- _TASK STATEMENT_
How many of the lines here include "this"? Answer with a single number.

╭─ DATA PROVIDED

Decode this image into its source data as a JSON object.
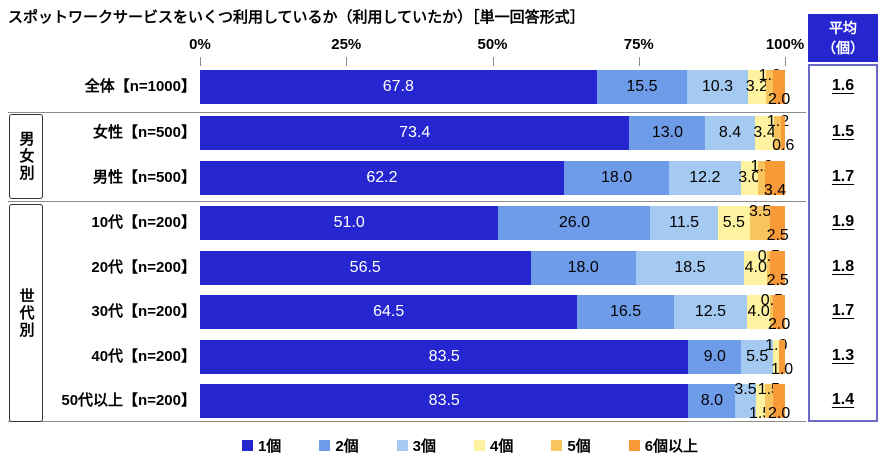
{
  "title": "スポットワークサービスをいくつ利用しているか（利用していたか）［単一回答形式］",
  "avg_header": {
    "line1": "平均",
    "line2": "（個）"
  },
  "colors": {
    "s1": "#2626d1",
    "s2": "#6e9ce8",
    "s3": "#a5caf2",
    "s4": "#fff2a0",
    "s5": "#f9c45d",
    "s6": "#f89a38",
    "header_bg": "#2626d1",
    "avg_box_border": "#6a6ac8"
  },
  "chart_data": {
    "type": "bar",
    "stacked": true,
    "orientation": "horizontal",
    "unit": "%",
    "xlim": [
      0,
      100
    ],
    "axis_ticks": [
      "0%",
      "25%",
      "50%",
      "75%",
      "100%"
    ],
    "categories": [
      "全体【n=1000】",
      "女性【n=500】",
      "男性【n=500】",
      "10代【n=200】",
      "20代【n=200】",
      "30代【n=200】",
      "40代【n=200】",
      "50代以上【n=200】"
    ],
    "series": [
      {
        "name": "1個",
        "color": "#2626d1",
        "values": [
          67.8,
          73.4,
          62.2,
          51.0,
          56.5,
          64.5,
          83.5,
          83.5
        ]
      },
      {
        "name": "2個",
        "color": "#6e9ce8",
        "values": [
          15.5,
          13.0,
          18.0,
          26.0,
          18.0,
          16.5,
          9.0,
          8.0
        ]
      },
      {
        "name": "3個",
        "color": "#a5caf2",
        "values": [
          10.3,
          8.4,
          12.2,
          11.5,
          18.5,
          12.5,
          5.5,
          3.5
        ]
      },
      {
        "name": "4個",
        "color": "#fff2a0",
        "values": [
          3.2,
          3.4,
          3.0,
          5.5,
          4.0,
          4.0,
          1.0,
          1.5
        ]
      },
      {
        "name": "5個",
        "color": "#f9c45d",
        "values": [
          1.2,
          1.2,
          1.2,
          3.5,
          0.5,
          0.5,
          0.0,
          1.5
        ]
      },
      {
        "name": "6個以上",
        "color": "#f89a38",
        "values": [
          2.0,
          0.6,
          3.4,
          2.5,
          2.5,
          2.0,
          1.0,
          2.0
        ]
      }
    ],
    "averages": [
      1.6,
      1.5,
      1.7,
      1.9,
      1.8,
      1.7,
      1.3,
      1.4
    ],
    "avg_column_header": "平均（個）",
    "label_pos": [
      [
        "in",
        "in",
        "in",
        "in",
        "top",
        "bottom"
      ],
      [
        "in",
        "in",
        "in",
        "in",
        "top",
        "bottom"
      ],
      [
        "in",
        "in",
        "in",
        "in",
        "top",
        "bottom"
      ],
      [
        "in",
        "in",
        "in",
        "in",
        "top",
        "bottom"
      ],
      [
        "in",
        "in",
        "in",
        "in",
        "top",
        "bottom"
      ],
      [
        "in",
        "in",
        "in",
        "in",
        "top",
        "bottom"
      ],
      [
        "in",
        "in",
        "in",
        "top",
        "none",
        "bottom"
      ],
      [
        "in",
        "in",
        "top",
        "bottom",
        "top",
        "bottom"
      ]
    ],
    "row_groups": [
      {
        "label": "男女別",
        "start": 1,
        "end": 2
      },
      {
        "label": "世代別",
        "start": 3,
        "end": 7
      }
    ],
    "legend_position": "bottom"
  }
}
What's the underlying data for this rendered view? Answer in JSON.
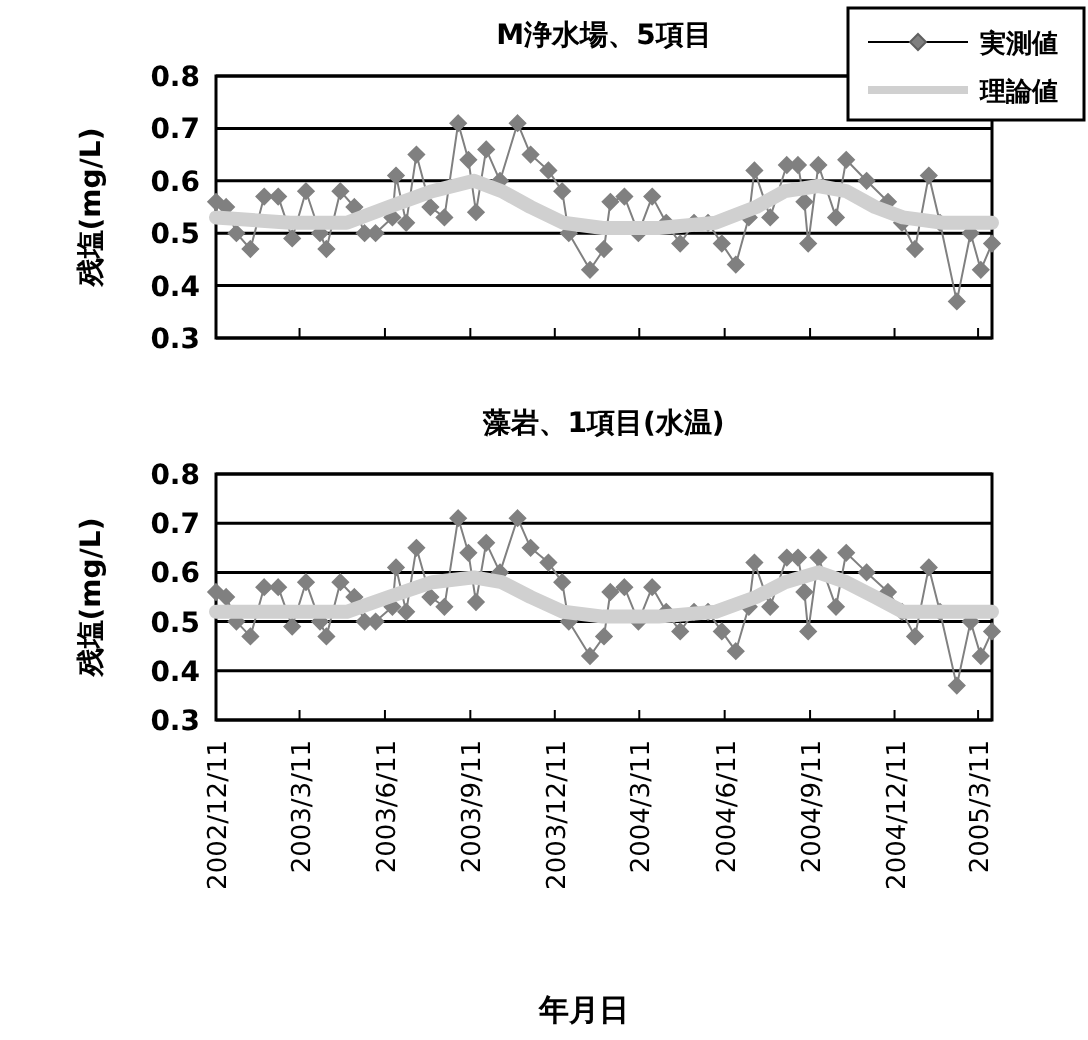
{
  "chart_data": [
    {
      "type": "line",
      "title": "M浄水場、5項目",
      "ylabel": "残塩(mg/L)",
      "legend": "top right",
      "grid": "y",
      "tick_labels": "y",
      "xlim": [
        "2002-12-11",
        "2005-03-26"
      ],
      "xticks": [
        {
          "value": "2002-12-11",
          "label": null
        },
        {
          "value": "2003-03-11",
          "label": null
        },
        {
          "value": "2003-06-11",
          "label": null
        },
        {
          "value": "2003-09-11",
          "label": null
        },
        {
          "value": "2003-12-11",
          "label": null
        },
        {
          "value": "2004-03-11",
          "label": null
        },
        {
          "value": "2004-06-11",
          "label": null
        },
        {
          "value": "2004-09-11",
          "label": null
        },
        {
          "value": "2004-12-11",
          "label": null
        },
        {
          "value": "2005-03-11",
          "label": null
        }
      ],
      "ylim": [
        0.3,
        0.8
      ],
      "yticks": [
        0.3,
        0.4,
        0.5,
        0.6,
        0.7,
        0.8
      ],
      "series": [
        {
          "name": "実測値",
          "color": "#808080",
          "marker": "diamond",
          "x": [
            "2002-12-11",
            "2002-12-22",
            "2003-01-02",
            "2003-01-17",
            "2003-02-01",
            "2003-02-16",
            "2003-03-03",
            "2003-03-18",
            "2003-04-02",
            "2003-04-09",
            "2003-04-24",
            "2003-05-09",
            "2003-05-20",
            "2003-06-01",
            "2003-06-19",
            "2003-06-23",
            "2003-07-04",
            "2003-07-15",
            "2003-07-30",
            "2003-08-14",
            "2003-08-29",
            "2003-09-09",
            "2003-09-17",
            "2003-09-28",
            "2003-10-13",
            "2003-11-01",
            "2003-11-15",
            "2003-12-04",
            "2003-12-19",
            "2003-12-26",
            "2004-01-18",
            "2004-02-02",
            "2004-02-09",
            "2004-02-24",
            "2004-03-10",
            "2004-03-25",
            "2004-04-09",
            "2004-04-24",
            "2004-05-09",
            "2004-05-24",
            "2004-06-08",
            "2004-06-23",
            "2004-07-07",
            "2004-07-13",
            "2004-07-30",
            "2004-08-17",
            "2004-08-29",
            "2004-09-05",
            "2004-09-09",
            "2004-09-20",
            "2004-10-09",
            "2004-10-20",
            "2004-11-11",
            "2004-12-04",
            "2004-12-19",
            "2005-01-02",
            "2005-01-17",
            "2005-01-29",
            "2005-02-16",
            "2005-03-03",
            "2005-03-14",
            "2005-03-26"
          ],
          "values": [
            0.56,
            0.55,
            0.5,
            0.47,
            0.57,
            0.57,
            0.49,
            0.58,
            0.5,
            0.47,
            0.58,
            0.55,
            0.5,
            0.5,
            0.53,
            0.61,
            0.52,
            0.65,
            0.55,
            0.53,
            0.71,
            0.64,
            0.54,
            0.66,
            0.6,
            0.71,
            0.65,
            0.62,
            0.58,
            0.5,
            0.43,
            0.47,
            0.56,
            0.57,
            0.5,
            0.57,
            0.52,
            0.48,
            0.52,
            0.52,
            0.48,
            0.44,
            0.53,
            0.62,
            0.53,
            0.63,
            0.63,
            0.56,
            0.48,
            0.63,
            0.53,
            0.64,
            0.6,
            0.56,
            0.52,
            0.47,
            0.61,
            0.52,
            0.37,
            0.5,
            0.43,
            0.48
          ]
        },
        {
          "name": "理論値",
          "color": "#d0d0d0",
          "marker": "none",
          "x": [
            "2002-12-11",
            "2003-03-01",
            "2003-05-01",
            "2003-06-15",
            "2003-08-01",
            "2003-09-15",
            "2003-10-15",
            "2003-11-15",
            "2003-12-20",
            "2004-02-01",
            "2004-04-01",
            "2004-06-01",
            "2004-07-15",
            "2004-08-15",
            "2004-09-20",
            "2004-10-20",
            "2004-11-20",
            "2004-12-20",
            "2005-02-01",
            "2005-03-26"
          ],
          "values": [
            0.53,
            0.52,
            0.52,
            0.55,
            0.58,
            0.6,
            0.58,
            0.55,
            0.52,
            0.51,
            0.51,
            0.52,
            0.55,
            0.58,
            0.59,
            0.58,
            0.55,
            0.53,
            0.52,
            0.52
          ]
        }
      ]
    },
    {
      "type": "line",
      "title": "藻岩、1項目(水温)",
      "ylabel": "残塩(mg/L)",
      "xlabel": "年月日",
      "legend": false,
      "grid": "y",
      "xlim": [
        "2002-12-11",
        "2005-03-26"
      ],
      "xticks": [
        {
          "value": "2002-12-11",
          "label": "2002/12/11"
        },
        {
          "value": "2003-03-11",
          "label": "2003/3/11"
        },
        {
          "value": "2003-06-11",
          "label": "2003/6/11"
        },
        {
          "value": "2003-09-11",
          "label": "2003/9/11"
        },
        {
          "value": "2003-12-11",
          "label": "2003/12/11"
        },
        {
          "value": "2004-03-11",
          "label": "2004/3/11"
        },
        {
          "value": "2004-06-11",
          "label": "2004/6/11"
        },
        {
          "value": "2004-09-11",
          "label": "2004/9/11"
        },
        {
          "value": "2004-12-11",
          "label": "2004/12/11"
        },
        {
          "value": "2005-03-11",
          "label": "2005/3/11"
        }
      ],
      "ylim": [
        0.3,
        0.8
      ],
      "yticks": [
        0.3,
        0.4,
        0.5,
        0.6,
        0.7,
        0.8
      ],
      "series": [
        {
          "color": "#808080",
          "marker": "diamond",
          "x": [
            "2002-12-11",
            "2002-12-22",
            "2003-01-02",
            "2003-01-17",
            "2003-02-01",
            "2003-02-16",
            "2003-03-03",
            "2003-03-18",
            "2003-04-02",
            "2003-04-09",
            "2003-04-24",
            "2003-05-09",
            "2003-05-20",
            "2003-06-01",
            "2003-06-19",
            "2003-06-23",
            "2003-07-04",
            "2003-07-15",
            "2003-07-30",
            "2003-08-14",
            "2003-08-29",
            "2003-09-09",
            "2003-09-17",
            "2003-09-28",
            "2003-10-13",
            "2003-11-01",
            "2003-11-15",
            "2003-12-04",
            "2003-12-19",
            "2003-12-26",
            "2004-01-18",
            "2004-02-02",
            "2004-02-09",
            "2004-02-24",
            "2004-03-10",
            "2004-03-25",
            "2004-04-09",
            "2004-04-24",
            "2004-05-09",
            "2004-05-24",
            "2004-06-08",
            "2004-06-23",
            "2004-07-07",
            "2004-07-13",
            "2004-07-30",
            "2004-08-17",
            "2004-08-29",
            "2004-09-05",
            "2004-09-09",
            "2004-09-20",
            "2004-10-09",
            "2004-10-20",
            "2004-11-11",
            "2004-12-04",
            "2004-12-19",
            "2005-01-02",
            "2005-01-17",
            "2005-01-29",
            "2005-02-16",
            "2005-03-03",
            "2005-03-14",
            "2005-03-26"
          ],
          "values": [
            0.56,
            0.55,
            0.5,
            0.47,
            0.57,
            0.57,
            0.49,
            0.58,
            0.5,
            0.47,
            0.58,
            0.55,
            0.5,
            0.5,
            0.53,
            0.61,
            0.52,
            0.65,
            0.55,
            0.53,
            0.71,
            0.64,
            0.54,
            0.66,
            0.6,
            0.71,
            0.65,
            0.62,
            0.58,
            0.5,
            0.43,
            0.47,
            0.56,
            0.57,
            0.5,
            0.57,
            0.52,
            0.48,
            0.52,
            0.52,
            0.48,
            0.44,
            0.53,
            0.62,
            0.53,
            0.63,
            0.63,
            0.56,
            0.48,
            0.63,
            0.53,
            0.64,
            0.6,
            0.56,
            0.52,
            0.47,
            0.61,
            0.52,
            0.37,
            0.5,
            0.43,
            0.48
          ]
        },
        {
          "color": "#d0d0d0",
          "marker": "none",
          "x": [
            "2002-12-11",
            "2003-03-01",
            "2003-05-01",
            "2003-06-15",
            "2003-08-01",
            "2003-09-15",
            "2003-10-15",
            "2003-11-15",
            "2003-12-20",
            "2004-02-01",
            "2004-04-01",
            "2004-06-01",
            "2004-07-15",
            "2004-08-15",
            "2004-09-20",
            "2004-10-20",
            "2004-11-20",
            "2004-12-20",
            "2005-02-01",
            "2005-03-26"
          ],
          "values": [
            0.52,
            0.52,
            0.52,
            0.55,
            0.58,
            0.59,
            0.58,
            0.55,
            0.52,
            0.51,
            0.51,
            0.52,
            0.55,
            0.58,
            0.6,
            0.58,
            0.55,
            0.52,
            0.52,
            0.52
          ]
        }
      ]
    }
  ]
}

╰─

- _EXERCISE OUTPUT_
2